◆ Task details ◆
Reproduce the entries word for word, from the very first line through the line containing "The lower portion", including that line.

◆ Given entries ◆
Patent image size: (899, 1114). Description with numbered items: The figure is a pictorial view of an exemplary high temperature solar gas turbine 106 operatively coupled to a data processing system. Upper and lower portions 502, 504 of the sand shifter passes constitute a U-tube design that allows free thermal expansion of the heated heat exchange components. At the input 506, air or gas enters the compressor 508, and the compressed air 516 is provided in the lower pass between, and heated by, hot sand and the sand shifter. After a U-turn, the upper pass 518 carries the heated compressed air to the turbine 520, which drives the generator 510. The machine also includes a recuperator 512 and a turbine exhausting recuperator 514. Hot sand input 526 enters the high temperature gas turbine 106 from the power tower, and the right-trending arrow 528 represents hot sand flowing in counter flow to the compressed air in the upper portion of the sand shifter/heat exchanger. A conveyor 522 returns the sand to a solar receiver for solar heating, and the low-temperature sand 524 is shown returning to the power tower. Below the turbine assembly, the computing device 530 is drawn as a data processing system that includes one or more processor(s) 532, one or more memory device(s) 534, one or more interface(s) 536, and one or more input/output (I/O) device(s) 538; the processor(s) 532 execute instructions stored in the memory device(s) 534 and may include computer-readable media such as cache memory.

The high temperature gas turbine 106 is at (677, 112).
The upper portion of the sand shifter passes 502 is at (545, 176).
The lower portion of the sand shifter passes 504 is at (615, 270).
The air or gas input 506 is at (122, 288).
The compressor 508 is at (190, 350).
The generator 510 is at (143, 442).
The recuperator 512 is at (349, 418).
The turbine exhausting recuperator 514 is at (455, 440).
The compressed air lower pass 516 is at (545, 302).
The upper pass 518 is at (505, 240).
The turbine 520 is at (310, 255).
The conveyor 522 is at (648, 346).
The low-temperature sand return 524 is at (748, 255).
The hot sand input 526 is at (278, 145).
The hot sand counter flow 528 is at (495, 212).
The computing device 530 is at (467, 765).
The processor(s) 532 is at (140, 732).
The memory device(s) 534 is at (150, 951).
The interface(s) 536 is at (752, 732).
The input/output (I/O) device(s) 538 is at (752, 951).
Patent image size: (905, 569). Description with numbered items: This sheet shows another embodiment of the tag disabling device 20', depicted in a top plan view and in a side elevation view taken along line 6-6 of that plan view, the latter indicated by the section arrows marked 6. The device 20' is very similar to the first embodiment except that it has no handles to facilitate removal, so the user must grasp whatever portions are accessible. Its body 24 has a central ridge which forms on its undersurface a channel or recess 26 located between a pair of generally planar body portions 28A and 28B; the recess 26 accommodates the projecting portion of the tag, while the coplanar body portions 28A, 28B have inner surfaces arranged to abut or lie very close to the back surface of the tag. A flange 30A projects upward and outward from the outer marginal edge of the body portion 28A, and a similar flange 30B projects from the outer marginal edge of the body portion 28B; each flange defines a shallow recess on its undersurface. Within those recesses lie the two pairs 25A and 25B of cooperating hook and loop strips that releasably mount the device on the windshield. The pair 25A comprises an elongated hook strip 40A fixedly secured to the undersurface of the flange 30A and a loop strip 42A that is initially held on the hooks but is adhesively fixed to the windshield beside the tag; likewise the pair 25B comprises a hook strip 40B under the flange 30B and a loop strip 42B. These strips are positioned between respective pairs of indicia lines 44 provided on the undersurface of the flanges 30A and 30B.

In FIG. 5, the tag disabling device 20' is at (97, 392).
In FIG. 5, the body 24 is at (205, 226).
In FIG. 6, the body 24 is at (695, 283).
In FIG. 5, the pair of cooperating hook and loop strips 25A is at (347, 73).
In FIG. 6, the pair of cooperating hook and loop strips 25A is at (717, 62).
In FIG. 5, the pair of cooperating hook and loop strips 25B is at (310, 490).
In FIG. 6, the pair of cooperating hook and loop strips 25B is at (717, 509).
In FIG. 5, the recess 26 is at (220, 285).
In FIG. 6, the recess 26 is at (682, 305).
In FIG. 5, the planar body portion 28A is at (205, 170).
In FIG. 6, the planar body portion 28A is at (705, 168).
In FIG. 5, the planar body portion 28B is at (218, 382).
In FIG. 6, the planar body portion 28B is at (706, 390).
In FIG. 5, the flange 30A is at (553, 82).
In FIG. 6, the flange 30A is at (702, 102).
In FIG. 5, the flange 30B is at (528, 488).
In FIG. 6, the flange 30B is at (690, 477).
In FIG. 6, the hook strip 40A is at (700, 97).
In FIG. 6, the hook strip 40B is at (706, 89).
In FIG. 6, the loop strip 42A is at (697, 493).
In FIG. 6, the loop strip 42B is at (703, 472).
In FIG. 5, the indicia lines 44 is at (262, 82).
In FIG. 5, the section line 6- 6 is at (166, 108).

◆ Answer to the task ◆
Patent image size: (899, 1114). Description with numbered items: The figure is a pictorial view of an exemplary high temperature solar gas turbine 106 operatively coupled to a data processing system. Upper and lower portions 502, 504 of the sand shifter passes constitute a U-tube design that allows free thermal expansion of the heated heat exchange components. At the input 506, air or gas enters the compressor 508, and the compressed air 516 is provided in the lower pass between, and heated by, hot sand and the sand shifter. After a U-turn, the upper pass 518 carries the heated compressed air to the turbine 520, which drives the generator 510. The machine also includes a recuperator 512 and a turbine exhausting recuperator 514. Hot sand input 526 enters the high temperature gas turbine 106 from the power tower, and the right-trending arrow 528 represents hot sand flowing in counter flow to the compressed air in the upper portion of the sand shifter/heat exchanger. A conveyor 522 returns the sand to a solar receiver for solar heating, and the low-temperature sand 524 is shown returning to the power tower. Below the turbine assembly, the computing device 530 is drawn as a data processing system that includes one or more processor(s) 532, one or more memory device(s) 534, one or more interface(s) 536, and one or more input/output (I/O) device(s) 538; the processor(s) 532 execute instructions stored in the memory device(s) 534 and may include computer-readable media such as cache memory.

The high temperature gas turbine 106 is at (677, 112).
The upper portion of the sand shifter passes 502 is at (545, 176).
The lower portion of the sand shifter passes 504 is at (615, 270).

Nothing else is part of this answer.